--- begin Text ---

Boltzmann used a very poor choice of words. He (ahem) made a small mistake in a qualitative description, not a formal definition.
Chemistry professor Frank Lambert comments about Boltzmann’s unfortunate legacy of “disordered most probable states”:
That slight, innocent paragraph of a sincere man — but before modern understanding of q(rev)/T via knowledge of molecular behavior (Boltzmann believed that molecules perhaps could occupy only an infinitesimal volume of space), or quantum mechanics, or the Third Law — that paragraph and its similar nearby words are the foundation of all dependence on “entropy is a measure of disorder”. Because of it, uncountable thousands of scientists and non-scientists have spent endless hours in thought and argument involving ‘disorder’and entropy in the past century. Apparently never having read its astonishingly overly-simplistic basis, they believed that somewhere there was some profound base. Somewhere. There isn’t. Boltzmann was the source and no one bothered to challenge him. Why should they?
Boltzmann’s concept of entropy change was accepted for a century primarily because skilled physicists and thermodynamicists focused on the fascinating relationships and powerful theoretical and practical conclusions arising from entropy’s relation to the behavior of matter. They were not concerned with conceptual, non-mathematical answers to the question, “What is entropy, really?” that their students occasionally had the courage to ask. Their response, because it was what had been taught to them, was “Learn how to calculate changes in entropy. Then you will understand what entropy ‘really is’.”
There is no basis in physical science for interpreting entropy change as involving order and disorder.
So in slight defense of Granville Sewell and numerous other creationists from Henry Morris to Duane Gish to Kairos Turbo Encabulator Focus for equating entropy with disorder, when we ask “where did they get those distorted notions of entropy?”, we need look no further than many biochemists and textbook authors from reputable universities, and unfortunately one of the fathers of statistical mechanics, Ludwig Boltzmann himself!
Here is a list of chemistry books that treat entropy correctly:
EntropySite.Oxy.Edu
April 2014
The 36 Science Textbooks That Have Deleted “disorder” From Their Description of the Nature of Entropy
…..
Lehninger and Moran’s books aren’t on that list. Their books however did make the list of biochem books judged by some Australians as decreasing in fitness:
The initial impetus for this research was the discovery by the authors of a variety of common and consistent errors and misconceptions in pedagogical literature on the topic of thermodynamics in Biochemistry. A systematic survey was undertaken of material on thermodynamics in Biochemistry textbooks commonly used in Australian Universities over the period from the 1920s up to 2010.
..
Lehninger, Nelson and Cox
….
Garrett and Grisham
…
Moran and Scrimgeour
….

--- end Text ---
--- begin Materials provided ---

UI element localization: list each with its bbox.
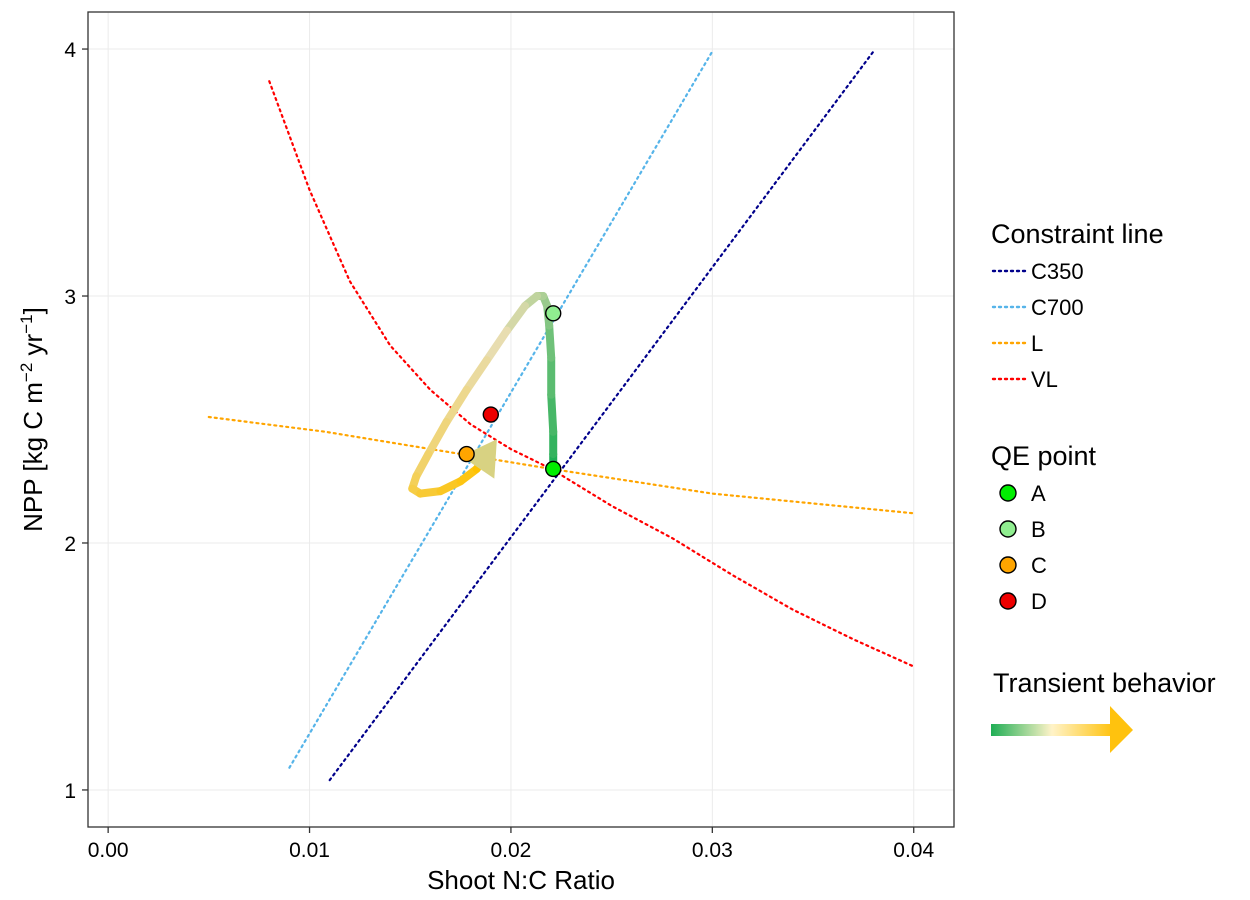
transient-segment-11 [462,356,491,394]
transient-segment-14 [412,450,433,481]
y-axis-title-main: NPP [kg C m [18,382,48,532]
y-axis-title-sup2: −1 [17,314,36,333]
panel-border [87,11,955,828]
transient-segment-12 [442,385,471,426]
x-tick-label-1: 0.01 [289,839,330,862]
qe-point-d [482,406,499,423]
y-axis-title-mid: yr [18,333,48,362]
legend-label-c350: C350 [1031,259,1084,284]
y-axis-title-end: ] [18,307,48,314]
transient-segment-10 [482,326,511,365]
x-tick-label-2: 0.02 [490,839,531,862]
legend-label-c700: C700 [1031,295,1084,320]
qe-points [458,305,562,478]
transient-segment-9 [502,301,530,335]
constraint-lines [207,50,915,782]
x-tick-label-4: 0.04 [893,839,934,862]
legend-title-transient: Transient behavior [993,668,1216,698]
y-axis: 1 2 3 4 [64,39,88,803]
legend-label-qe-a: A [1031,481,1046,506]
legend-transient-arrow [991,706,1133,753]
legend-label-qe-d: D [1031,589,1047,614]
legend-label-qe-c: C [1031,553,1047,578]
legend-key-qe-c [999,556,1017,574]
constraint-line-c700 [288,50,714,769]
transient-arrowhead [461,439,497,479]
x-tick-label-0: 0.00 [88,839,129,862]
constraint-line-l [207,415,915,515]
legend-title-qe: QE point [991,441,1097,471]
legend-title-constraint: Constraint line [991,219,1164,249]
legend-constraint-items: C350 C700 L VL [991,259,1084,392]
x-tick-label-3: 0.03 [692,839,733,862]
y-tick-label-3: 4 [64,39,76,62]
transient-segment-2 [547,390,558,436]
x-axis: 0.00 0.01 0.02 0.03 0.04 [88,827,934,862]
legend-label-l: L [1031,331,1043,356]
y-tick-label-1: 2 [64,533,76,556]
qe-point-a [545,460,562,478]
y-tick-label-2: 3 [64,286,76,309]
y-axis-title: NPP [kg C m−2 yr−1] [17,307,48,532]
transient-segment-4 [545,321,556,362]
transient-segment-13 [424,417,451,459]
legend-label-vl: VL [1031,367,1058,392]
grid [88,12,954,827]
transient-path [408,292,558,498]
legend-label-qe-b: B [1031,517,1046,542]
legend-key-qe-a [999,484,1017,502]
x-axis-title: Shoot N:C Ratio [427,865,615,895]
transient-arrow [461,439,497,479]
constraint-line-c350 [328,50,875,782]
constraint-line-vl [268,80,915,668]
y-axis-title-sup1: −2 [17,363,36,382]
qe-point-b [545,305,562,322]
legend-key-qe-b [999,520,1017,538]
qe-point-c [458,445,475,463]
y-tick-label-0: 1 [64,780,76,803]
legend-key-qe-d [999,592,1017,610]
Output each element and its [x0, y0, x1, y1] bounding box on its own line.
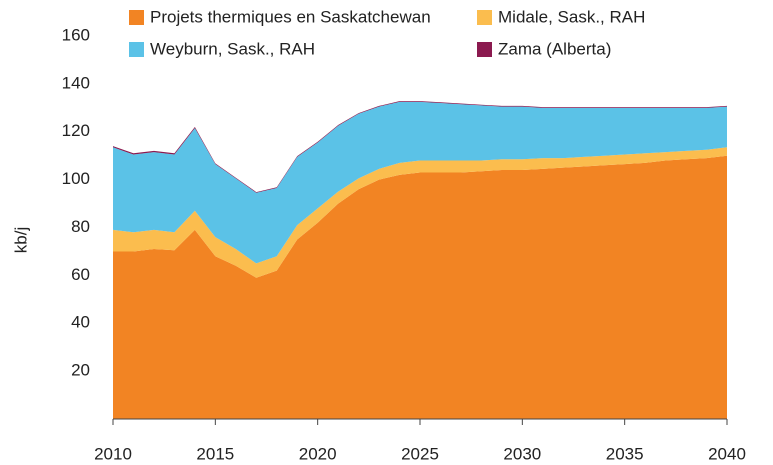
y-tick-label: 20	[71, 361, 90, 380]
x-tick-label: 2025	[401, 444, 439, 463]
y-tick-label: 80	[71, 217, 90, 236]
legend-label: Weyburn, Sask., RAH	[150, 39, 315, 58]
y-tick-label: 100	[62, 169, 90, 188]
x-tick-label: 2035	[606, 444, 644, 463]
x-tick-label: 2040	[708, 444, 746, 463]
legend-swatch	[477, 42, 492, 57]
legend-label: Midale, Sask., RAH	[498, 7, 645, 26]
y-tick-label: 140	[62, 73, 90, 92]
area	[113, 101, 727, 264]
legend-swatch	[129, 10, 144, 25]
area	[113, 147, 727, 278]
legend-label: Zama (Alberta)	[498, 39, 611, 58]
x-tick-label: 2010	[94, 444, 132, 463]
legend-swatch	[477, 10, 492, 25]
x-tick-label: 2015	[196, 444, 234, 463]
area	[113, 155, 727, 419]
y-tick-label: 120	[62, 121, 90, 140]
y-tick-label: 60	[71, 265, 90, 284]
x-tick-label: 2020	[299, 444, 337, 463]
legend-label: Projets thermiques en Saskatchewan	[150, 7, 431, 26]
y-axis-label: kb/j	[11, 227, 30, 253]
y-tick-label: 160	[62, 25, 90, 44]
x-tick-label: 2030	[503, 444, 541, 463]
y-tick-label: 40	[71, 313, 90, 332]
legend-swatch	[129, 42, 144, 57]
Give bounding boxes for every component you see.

--- end Materials provided ---
--- begin Materials provided ---

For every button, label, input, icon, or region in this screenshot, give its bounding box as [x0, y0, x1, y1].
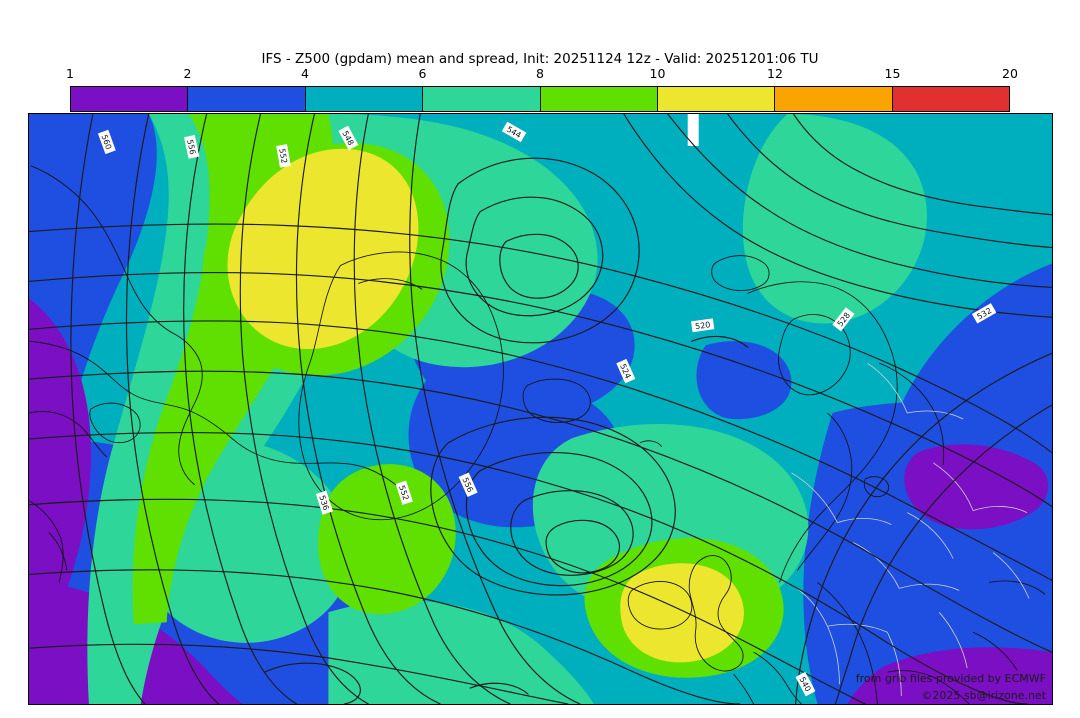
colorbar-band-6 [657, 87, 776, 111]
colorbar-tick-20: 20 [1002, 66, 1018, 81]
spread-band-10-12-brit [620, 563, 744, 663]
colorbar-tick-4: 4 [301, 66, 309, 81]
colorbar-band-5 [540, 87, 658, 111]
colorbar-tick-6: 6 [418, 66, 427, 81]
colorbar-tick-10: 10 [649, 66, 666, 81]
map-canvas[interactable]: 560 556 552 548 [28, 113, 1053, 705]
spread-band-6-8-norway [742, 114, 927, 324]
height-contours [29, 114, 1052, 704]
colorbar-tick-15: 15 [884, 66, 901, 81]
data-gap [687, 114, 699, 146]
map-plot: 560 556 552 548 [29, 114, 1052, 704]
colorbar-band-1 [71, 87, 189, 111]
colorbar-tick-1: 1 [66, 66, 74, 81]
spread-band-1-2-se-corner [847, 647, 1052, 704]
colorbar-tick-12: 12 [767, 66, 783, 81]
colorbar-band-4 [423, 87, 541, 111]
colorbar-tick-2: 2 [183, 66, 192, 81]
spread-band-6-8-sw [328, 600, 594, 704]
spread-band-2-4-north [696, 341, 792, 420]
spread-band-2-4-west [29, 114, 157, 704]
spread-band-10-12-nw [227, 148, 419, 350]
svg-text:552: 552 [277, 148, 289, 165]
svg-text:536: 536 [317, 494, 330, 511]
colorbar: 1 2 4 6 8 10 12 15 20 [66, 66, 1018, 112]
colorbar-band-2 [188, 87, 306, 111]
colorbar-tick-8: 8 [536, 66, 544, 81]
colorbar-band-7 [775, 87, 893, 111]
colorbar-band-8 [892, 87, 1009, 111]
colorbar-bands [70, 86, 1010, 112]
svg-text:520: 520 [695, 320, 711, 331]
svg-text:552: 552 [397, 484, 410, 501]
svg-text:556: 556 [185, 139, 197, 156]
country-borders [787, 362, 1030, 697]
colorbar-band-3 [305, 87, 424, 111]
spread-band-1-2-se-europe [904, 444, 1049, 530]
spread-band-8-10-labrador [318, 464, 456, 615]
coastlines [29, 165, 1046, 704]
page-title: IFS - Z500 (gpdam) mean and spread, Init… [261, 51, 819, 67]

--- end Materials provided ---
--- begin Materials provided ---

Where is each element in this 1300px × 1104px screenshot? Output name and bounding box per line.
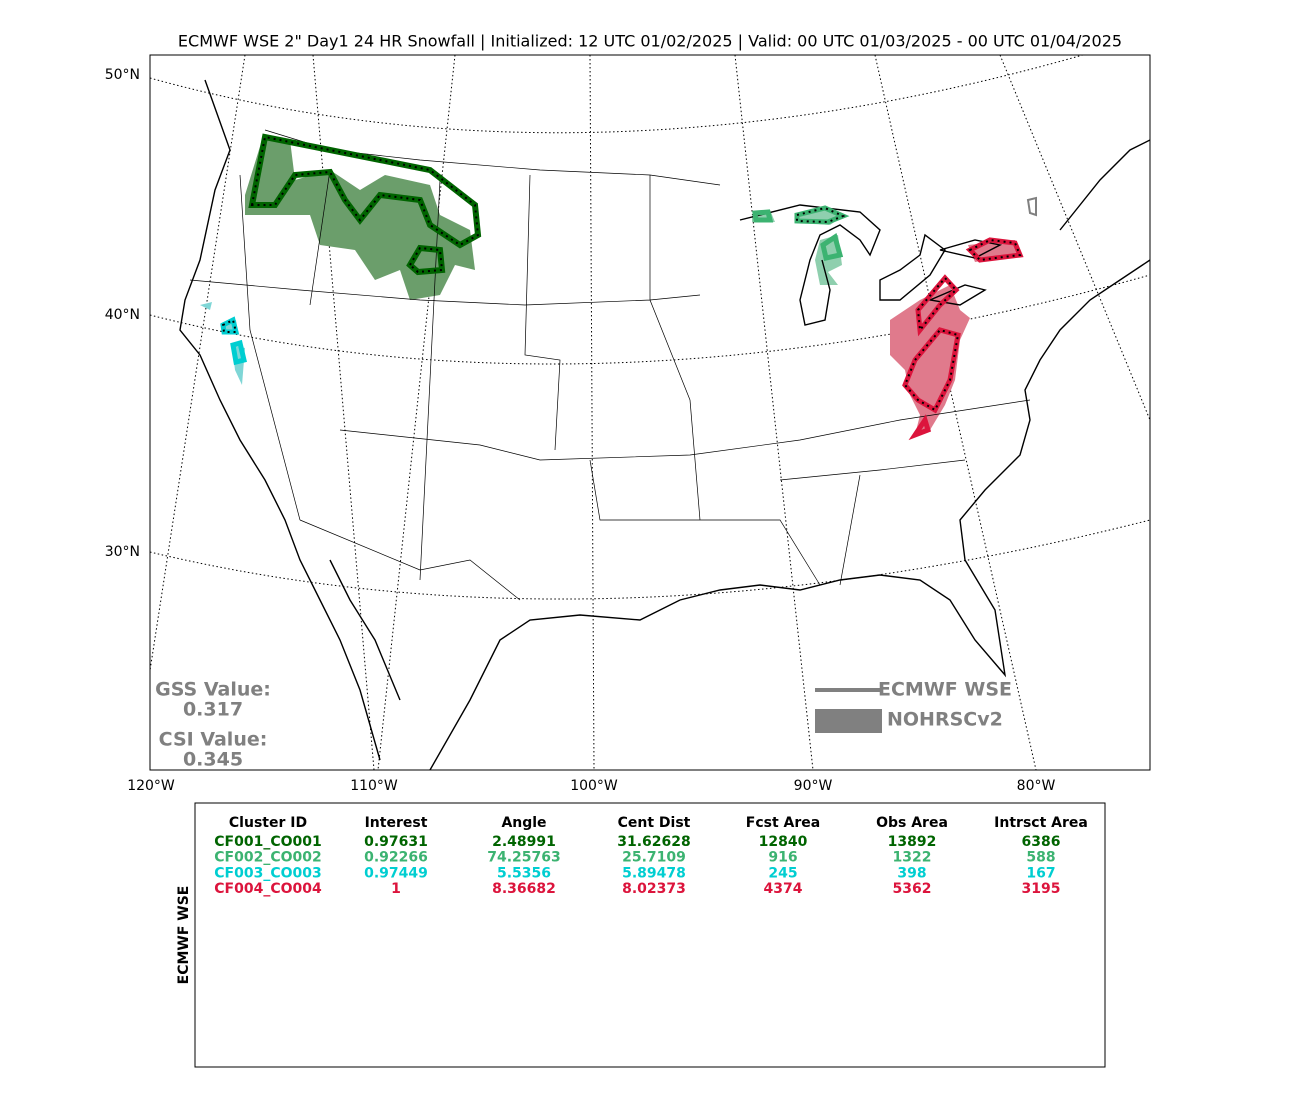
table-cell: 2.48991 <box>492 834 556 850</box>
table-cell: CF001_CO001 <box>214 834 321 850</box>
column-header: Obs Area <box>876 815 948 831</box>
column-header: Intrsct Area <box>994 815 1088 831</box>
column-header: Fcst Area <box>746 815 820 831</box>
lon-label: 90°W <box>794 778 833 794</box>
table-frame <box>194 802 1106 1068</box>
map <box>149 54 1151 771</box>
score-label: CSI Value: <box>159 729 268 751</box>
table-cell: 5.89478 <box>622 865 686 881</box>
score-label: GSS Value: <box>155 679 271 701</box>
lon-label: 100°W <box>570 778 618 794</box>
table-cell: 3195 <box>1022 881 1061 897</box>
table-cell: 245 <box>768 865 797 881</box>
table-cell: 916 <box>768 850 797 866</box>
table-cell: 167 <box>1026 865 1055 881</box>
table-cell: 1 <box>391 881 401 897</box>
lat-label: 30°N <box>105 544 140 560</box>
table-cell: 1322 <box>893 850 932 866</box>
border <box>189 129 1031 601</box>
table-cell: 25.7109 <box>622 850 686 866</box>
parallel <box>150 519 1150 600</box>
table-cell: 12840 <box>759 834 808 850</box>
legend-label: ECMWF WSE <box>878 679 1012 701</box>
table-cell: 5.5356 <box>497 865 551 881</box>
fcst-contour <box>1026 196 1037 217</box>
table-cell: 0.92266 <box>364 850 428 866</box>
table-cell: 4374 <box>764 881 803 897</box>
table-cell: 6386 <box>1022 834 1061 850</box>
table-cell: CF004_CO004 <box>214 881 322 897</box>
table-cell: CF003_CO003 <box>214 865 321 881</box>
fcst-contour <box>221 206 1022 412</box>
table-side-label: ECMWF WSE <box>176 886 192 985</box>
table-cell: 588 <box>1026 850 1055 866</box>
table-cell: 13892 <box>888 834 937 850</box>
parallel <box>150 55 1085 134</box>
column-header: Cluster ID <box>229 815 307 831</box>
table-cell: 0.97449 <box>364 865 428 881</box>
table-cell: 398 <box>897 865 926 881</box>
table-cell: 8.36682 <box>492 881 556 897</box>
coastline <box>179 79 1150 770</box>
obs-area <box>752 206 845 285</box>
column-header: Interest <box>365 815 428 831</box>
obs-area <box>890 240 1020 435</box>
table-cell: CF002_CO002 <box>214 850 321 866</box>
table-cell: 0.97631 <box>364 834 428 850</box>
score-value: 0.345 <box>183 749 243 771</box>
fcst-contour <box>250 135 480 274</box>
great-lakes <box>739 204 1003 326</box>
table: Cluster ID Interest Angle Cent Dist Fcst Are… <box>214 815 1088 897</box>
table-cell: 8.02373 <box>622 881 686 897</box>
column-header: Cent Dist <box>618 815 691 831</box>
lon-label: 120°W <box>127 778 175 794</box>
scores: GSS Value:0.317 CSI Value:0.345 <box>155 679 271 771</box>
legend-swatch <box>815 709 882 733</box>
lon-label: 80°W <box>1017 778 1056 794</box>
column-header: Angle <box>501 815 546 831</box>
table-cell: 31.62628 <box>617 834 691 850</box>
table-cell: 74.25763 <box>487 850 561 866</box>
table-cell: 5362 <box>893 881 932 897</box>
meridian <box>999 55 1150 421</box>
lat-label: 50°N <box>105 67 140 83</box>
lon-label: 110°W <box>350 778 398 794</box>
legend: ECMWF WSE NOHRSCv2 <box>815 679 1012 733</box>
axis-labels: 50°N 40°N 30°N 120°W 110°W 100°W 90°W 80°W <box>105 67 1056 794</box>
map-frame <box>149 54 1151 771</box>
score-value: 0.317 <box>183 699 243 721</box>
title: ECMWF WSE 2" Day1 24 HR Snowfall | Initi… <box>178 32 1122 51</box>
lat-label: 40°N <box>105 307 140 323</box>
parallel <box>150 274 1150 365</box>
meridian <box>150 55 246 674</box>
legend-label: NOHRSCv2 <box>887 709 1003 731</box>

--- end Materials provided ---

Exercise requirements:
- A) In the entropy passage, change "list" to "catalog" and write out the part between "Here is a list" and "up to 2010.", inclusive.
- B) Output the lines of the entries between the lines holding "table-cell: 2.48991 <box>492" and "table-cell: 245 <box>768 865 797 881</box>", inclusive, with each line unchanged.

Worked answers:
- A)
Here is a catalog of chemistry books that treat entropy correctly:
EntropySite.Oxy.Edu
April 2014
The 36 Science Textbooks That Have Deleted “disorder” From Their Description of the Nature of Entropy
…..
Lehninger and Moran’s books aren’t on that catalog. Their books however did make the catalog of biochem books judged by some Australians as decreasing in fitness:
The initial impetus for this research was the discovery by the authors of a variety of common and consistent errors and misconceptions in pedagogical literature on the topic of thermodynamics in Biochemistry. A systematic survey was undertaken of material on thermodynamics in Biochemistry textbooks commonly used in Australian Universities over the period from the 1920s up to 2010.

- B)
table-cell: 2.48991 <box>492 834 556 850</box>
table-cell: CF001_CO001 <box>214 834 321 850</box>
column-header: Obs Area <box>876 815 948 831</box>
column-header: Intrsct Area <box>994 815 1088 831</box>
column-header: Fcst Area <box>746 815 820 831</box>
lon-label: 90°W <box>794 778 833 794</box>
table-frame <box>194 802 1106 1068</box>
map <box>149 54 1151 771</box>
score-label: CSI Value: <box>159 729 268 751</box>
table-cell: 5.89478 <box>622 865 686 881</box>
score-label: GSS Value: <box>155 679 271 701</box>
lon-label: 100°W <box>570 778 618 794</box>
table-cell: 3195 <box>1022 881 1061 897</box>
table-cell: 245 <box>768 865 797 881</box>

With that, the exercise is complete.